==== MATERIALS PROVIDED
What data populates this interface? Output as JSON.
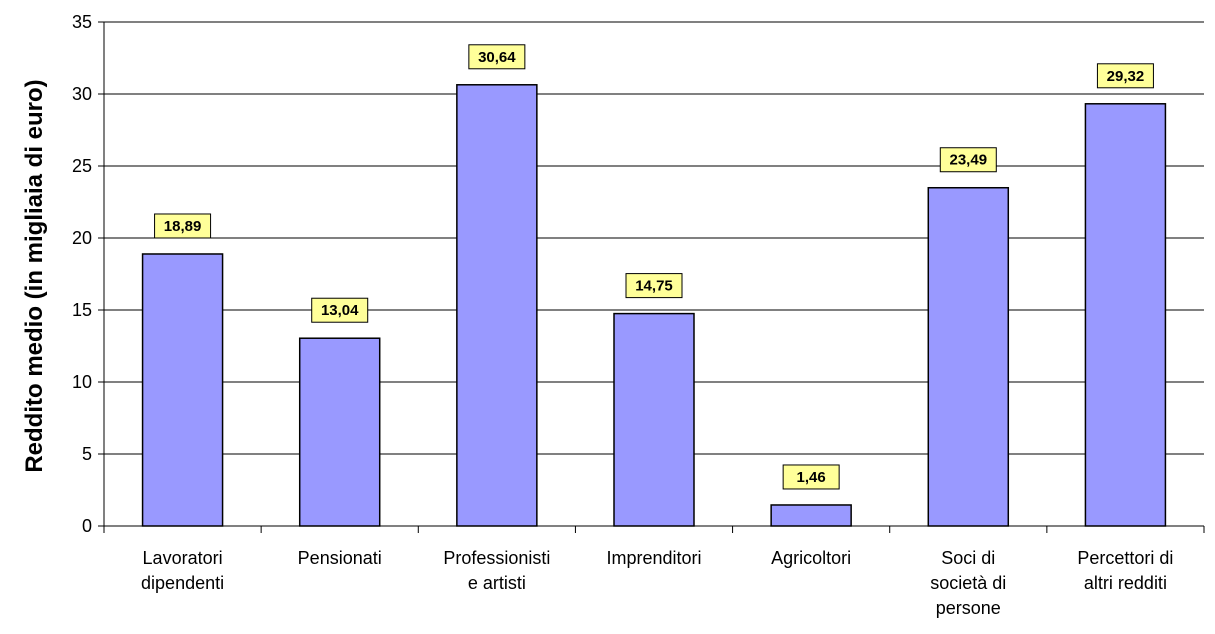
{
  "chart_data": {
    "type": "bar",
    "title": "",
    "xlabel": "",
    "ylabel": "Reddito medio (in migliaia di euro)",
    "ylim": [
      0,
      35
    ],
    "yticks": [
      0,
      5,
      10,
      15,
      20,
      25,
      30,
      35
    ],
    "grid": true,
    "legend": "none",
    "bar_color": "#9999ff",
    "label_box_color": "#ffff99",
    "categories": [
      [
        "Lavoratori",
        "dipendenti"
      ],
      [
        "Pensionati"
      ],
      [
        "Professionisti",
        "e artisti"
      ],
      [
        "Imprenditori"
      ],
      [
        "Agricoltori"
      ],
      [
        "Soci di",
        "società di",
        "persone"
      ],
      [
        "Percettori di",
        "altri redditi"
      ]
    ],
    "values": [
      18.89,
      13.04,
      30.64,
      14.75,
      1.46,
      23.49,
      29.32
    ],
    "data_labels": [
      "18,89",
      "13,04",
      "30,64",
      "14,75",
      "1,46",
      "23,49",
      "29,32"
    ]
  }
}
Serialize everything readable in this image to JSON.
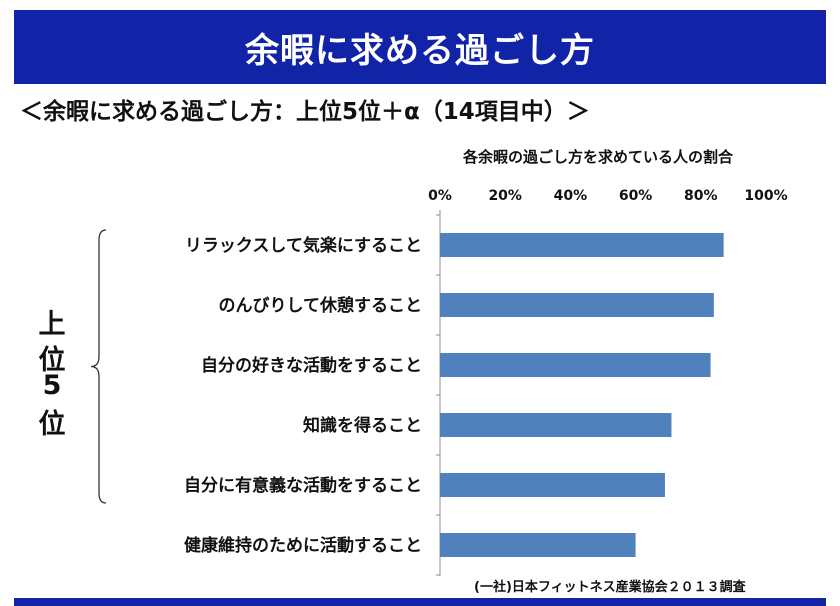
{
  "header": {
    "title": "余暇に求める過ごし方"
  },
  "subtitle": "＜余暇に求める過ごし方：上位5位＋α（14項目中）＞",
  "side_label": [
    "上",
    "位",
    "5",
    "位"
  ],
  "source": "(一社)日本フィットネス産業協会２０１３調査",
  "colors": {
    "header_bg": "#1124a8",
    "bar": "#4f81bd"
  },
  "chart_data": {
    "type": "bar",
    "orientation": "horizontal",
    "title": "各余暇の過ごし方を求めている人の割合",
    "xlim": [
      0,
      100
    ],
    "x_ticks": [
      "0%",
      "20%",
      "40%",
      "60%",
      "80%",
      "100%"
    ],
    "categories": [
      "リラックスして気楽にすること",
      "のんびりして休憩すること",
      "自分の好きな活動をすること",
      "知識を得ること",
      "自分に有意義な活動をすること",
      "健康維持のために活動すること"
    ],
    "values": [
      87,
      84,
      83,
      71,
      69,
      60
    ],
    "grid": false
  }
}
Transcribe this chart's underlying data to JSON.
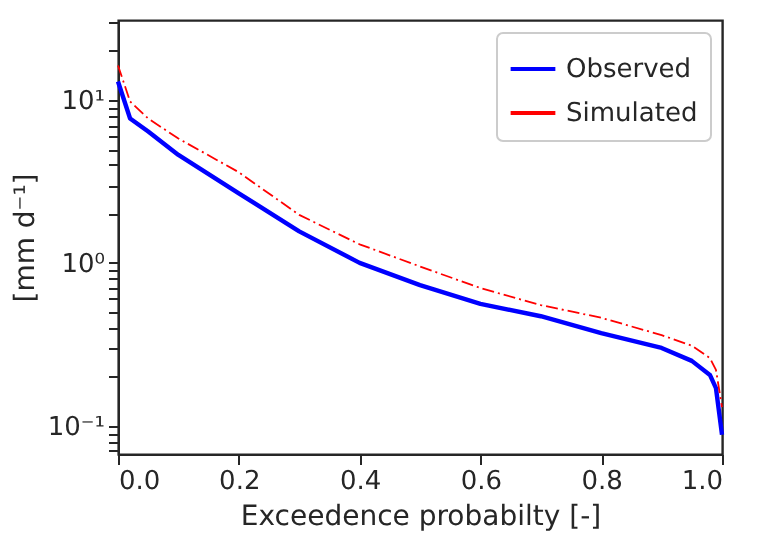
{
  "chart_data": {
    "type": "line",
    "xlabel": "Exceedence probabilty [-]",
    "ylabel": "[mm d⁻¹]",
    "log": "y",
    "xlim": [
      0,
      1
    ],
    "xticks": [
      {
        "value": 0,
        "label": "0.0"
      },
      0.2,
      0.4,
      0.6,
      0.8,
      {
        "value": 1,
        "label": "1.0"
      }
    ],
    "ylim": [
      0.067,
      31
    ],
    "yticks": [
      {
        "value": 0.07,
        "label": null
      },
      {
        "value": 0.08,
        "label": null
      },
      {
        "value": 0.09,
        "label": null
      },
      {
        "value": 0.1,
        "label": "10⁻¹"
      },
      {
        "value": 0.2,
        "label": null
      },
      {
        "value": 0.3,
        "label": null
      },
      {
        "value": 0.4,
        "label": null
      },
      {
        "value": 0.5,
        "label": null
      },
      {
        "value": 0.6,
        "label": null
      },
      {
        "value": 0.7,
        "label": null
      },
      {
        "value": 0.8,
        "label": null
      },
      {
        "value": 0.9,
        "label": null
      },
      {
        "value": 1,
        "label": "10⁰"
      },
      {
        "value": 2,
        "label": null
      },
      {
        "value": 3,
        "label": null
      },
      {
        "value": 4,
        "label": null
      },
      {
        "value": 5,
        "label": null
      },
      {
        "value": 6,
        "label": null
      },
      {
        "value": 7,
        "label": null
      },
      {
        "value": 8,
        "label": null
      },
      {
        "value": 9,
        "label": null
      },
      {
        "value": 10,
        "label": "10¹"
      },
      {
        "value": 20,
        "label": null
      },
      {
        "value": 30,
        "label": null
      }
    ],
    "x": [
      0,
      0.02,
      0.05,
      0.1,
      0.2,
      0.3,
      0.4,
      0.5,
      0.6,
      0.7,
      0.8,
      0.9,
      0.95,
      0.98,
      0.99,
      1.0
    ],
    "series": [
      {
        "name": "Observed",
        "color": "#0000ff",
        "line_style": "solid",
        "values": [
          13,
          7.7,
          6.4,
          4.6,
          2.67,
          1.56,
          1.0,
          0.73,
          0.56,
          0.47,
          0.37,
          0.3,
          0.25,
          0.205,
          0.17,
          0.088
        ]
      },
      {
        "name": "Simulated",
        "color": "#ff0000",
        "line_style": "dashed",
        "values": [
          16.3,
          9.8,
          7.7,
          5.8,
          3.6,
          1.97,
          1.3,
          0.95,
          0.7,
          0.55,
          0.46,
          0.36,
          0.31,
          0.26,
          0.22,
          0.13
        ]
      }
    ],
    "legend": "top right",
    "grid": false,
    "marker": "none"
  }
}
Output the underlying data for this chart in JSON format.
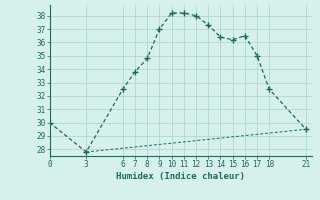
{
  "line1_x": [
    0,
    3,
    6,
    7,
    8,
    9,
    10,
    11,
    12,
    13,
    14,
    15,
    16,
    17,
    18,
    21
  ],
  "line1_y": [
    30.0,
    27.8,
    32.5,
    33.8,
    34.8,
    37.0,
    38.2,
    38.2,
    38.0,
    37.3,
    36.4,
    36.2,
    36.5,
    35.0,
    32.5,
    29.5
  ],
  "line2_x": [
    3,
    21
  ],
  "line2_y": [
    27.8,
    29.5
  ],
  "line_color": "#1a6b5e",
  "bg_color": "#d6f0ec",
  "grid_color": "#afd8d0",
  "xlabel": "Humidex (Indice chaleur)",
  "xticks": [
    0,
    3,
    6,
    7,
    8,
    9,
    10,
    11,
    12,
    13,
    14,
    15,
    16,
    17,
    18,
    21
  ],
  "yticks": [
    28,
    29,
    30,
    31,
    32,
    33,
    34,
    35,
    36,
    37,
    38
  ],
  "ylim": [
    27.5,
    38.8
  ],
  "xlim": [
    0,
    21.5
  ]
}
========
- _STATED PROBLEM_
Nothing in the entries should change as you copy them, except that the pictures are left out.

- _SOLUTION FOR THIS EXERCISE_
What data populates this interface? Output as JSON.
{
  "chart_data": {
    "type": "bar",
    "title": "",
    "xlabel": "",
    "ylabel": "Reddito medio (in migliaia di euro)",
    "ylim": [
      0,
      35
    ],
    "yticks": [
      0,
      5,
      10,
      15,
      20,
      25,
      30,
      35
    ],
    "grid": true,
    "legend": "none",
    "bar_color": "#9999ff",
    "label_box_color": "#ffff99",
    "categories": [
      [
        "Lavoratori",
        "dipendenti"
      ],
      [
        "Pensionati"
      ],
      [
        "Professionisti",
        "e artisti"
      ],
      [
        "Imprenditori"
      ],
      [
        "Agricoltori"
      ],
      [
        "Soci di",
        "società di",
        "persone"
      ],
      [
        "Percettori di",
        "altri redditi"
      ]
    ],
    "values": [
      18.89,
      13.04,
      30.64,
      14.75,
      1.46,
      23.49,
      29.32
    ],
    "data_labels": [
      "18,89",
      "13,04",
      "30,64",
      "14,75",
      "1,46",
      "23,49",
      "29,32"
    ]
  }
}
Serialize everything readable in this image to JSON.
{
  "header": {
    "title": "余暇に求める過ごし方"
  },
  "subtitle": "＜余暇に求める過ごし方：上位5位＋α（14項目中）＞",
  "side_label": [
    "上",
    "位",
    "5",
    "位"
  ],
  "source": "(一社)日本フィットネス産業協会２０１３調査",
  "colors": {
    "header_bg": "#1124a8",
    "bar": "#4f81bd"
  },
  "chart_data": {
    "type": "bar",
    "orientation": "horizontal",
    "title": "各余暇の過ごし方を求めている人の割合",
    "xlim": [
      0,
      100
    ],
    "x_ticks": [
      "0%",
      "20%",
      "40%",
      "60%",
      "80%",
      "100%"
    ],
    "categories": [
      "リラックスして気楽にすること",
      "のんびりして休憩すること",
      "自分の好きな活動をすること",
      "知識を得ること",
      "自分に有意義な活動をすること",
      "健康維持のために活動すること"
    ],
    "values": [
      87,
      84,
      83,
      71,
      69,
      60
    ],
    "grid": false
  }
}
Transcribe this chart's underlying data to JSON.
{
  "chart_data": {
    "type": "line",
    "xlabel": "Exceedence probabilty [-]",
    "ylabel": "[mm d⁻¹]",
    "log": "y",
    "xlim": [
      0,
      1
    ],
    "xticks": [
      {
        "value": 0,
        "label": "0.0"
      },
      0.2,
      0.4,
      0.6,
      0.8,
      {
        "value": 1,
        "label": "1.0"
      }
    ],
    "ylim": [
      0.067,
      31
    ],
    "yticks": [
      {
        "value": 0.07,
        "label": null
      },
      {
        "value": 0.08,
        "label": null
      },
      {
        "value": 0.09,
        "label": null
      },
      {
        "value": 0.1,
        "label": "10⁻¹"
      },
      {
        "value": 0.2,
        "label": null
      },
      {
        "value": 0.3,
        "label": null
      },
      {
        "value": 0.4,
        "label": null
      },
      {
        "value": 0.5,
        "label": null
      },
      {
        "value": 0.6,
        "label": null
      },
      {
        "value": 0.7,
        "label": null
      },
      {
        "value": 0.8,
        "label": null
      },
      {
        "value": 0.9,
        "label": null
      },
      {
        "value": 1,
        "label": "10⁰"
      },
      {
        "value": 2,
        "label": null
      },
      {
        "value": 3,
        "label": null
      },
      {
        "value": 4,
        "label": null
      },
      {
        "value": 5,
        "label": null
      },
      {
        "value": 6,
        "label": null
      },
      {
        "value": 7,
        "label": null
      },
      {
        "value": 8,
        "label": null
      },
      {
        "value": 9,
        "label": null
      },
      {
        "value": 10,
        "label": "10¹"
      },
      {
        "value": 20,
        "label": null
      },
      {
        "value": 30,
        "label": null
      }
    ],
    "x": [
      0,
      0.02,
      0.05,
      0.1,
      0.2,
      0.3,
      0.4,
      0.5,
      0.6,
      0.7,
      0.8,
      0.9,
      0.95,
      0.98,
      0.99,
      1.0
    ],
    "series": [
      {
        "name": "Observed",
        "color": "#0000ff",
        "line_style": "solid",
        "values": [
          13,
          7.7,
          6.4,
          4.6,
          2.67,
          1.56,
          1.0,
          0.73,
          0.56,
          0.47,
          0.37,
          0.3,
          0.25,
          0.205,
          0.17,
          0.088
        ]
      },
      {
        "name": "Simulated",
        "color": "#ff0000",
        "line_style": "dashed",
        "values": [
          16.3,
          9.8,
          7.7,
          5.8,
          3.6,
          1.97,
          1.3,
          0.95,
          0.7,
          0.55,
          0.46,
          0.36,
          0.31,
          0.26,
          0.22,
          0.13
        ]
      }
    ],
    "legend": "top right",
    "grid": false,
    "marker": "none"
  }
}
Output the underlying data for this chart in JSON format.
{
  "line1_x": [
    0,
    3,
    6,
    7,
    8,
    9,
    10,
    11,
    12,
    13,
    14,
    15,
    16,
    17,
    18,
    21
  ],
  "line1_y": [
    30.0,
    27.8,
    32.5,
    33.8,
    34.8,
    37.0,
    38.2,
    38.2,
    38.0,
    37.3,
    36.4,
    36.2,
    36.5,
    35.0,
    32.5,
    29.5
  ],
  "line2_x": [
    3,
    21
  ],
  "line2_y": [
    27.8,
    29.5
  ],
  "line_color": "#1a6b5e",
  "bg_color": "#d6f0ec",
  "grid_color": "#afd8d0",
  "xlabel": "Humidex (Indice chaleur)",
  "xticks": [
    0,
    3,
    6,
    7,
    8,
    9,
    10,
    11,
    12,
    13,
    14,
    15,
    16,
    17,
    18,
    21
  ],
  "yticks": [
    28,
    29,
    30,
    31,
    32,
    33,
    34,
    35,
    36,
    37,
    38
  ],
  "ylim": [
    27.5,
    38.8
  ],
  "xlim": [
    0,
    21.5
  ]
}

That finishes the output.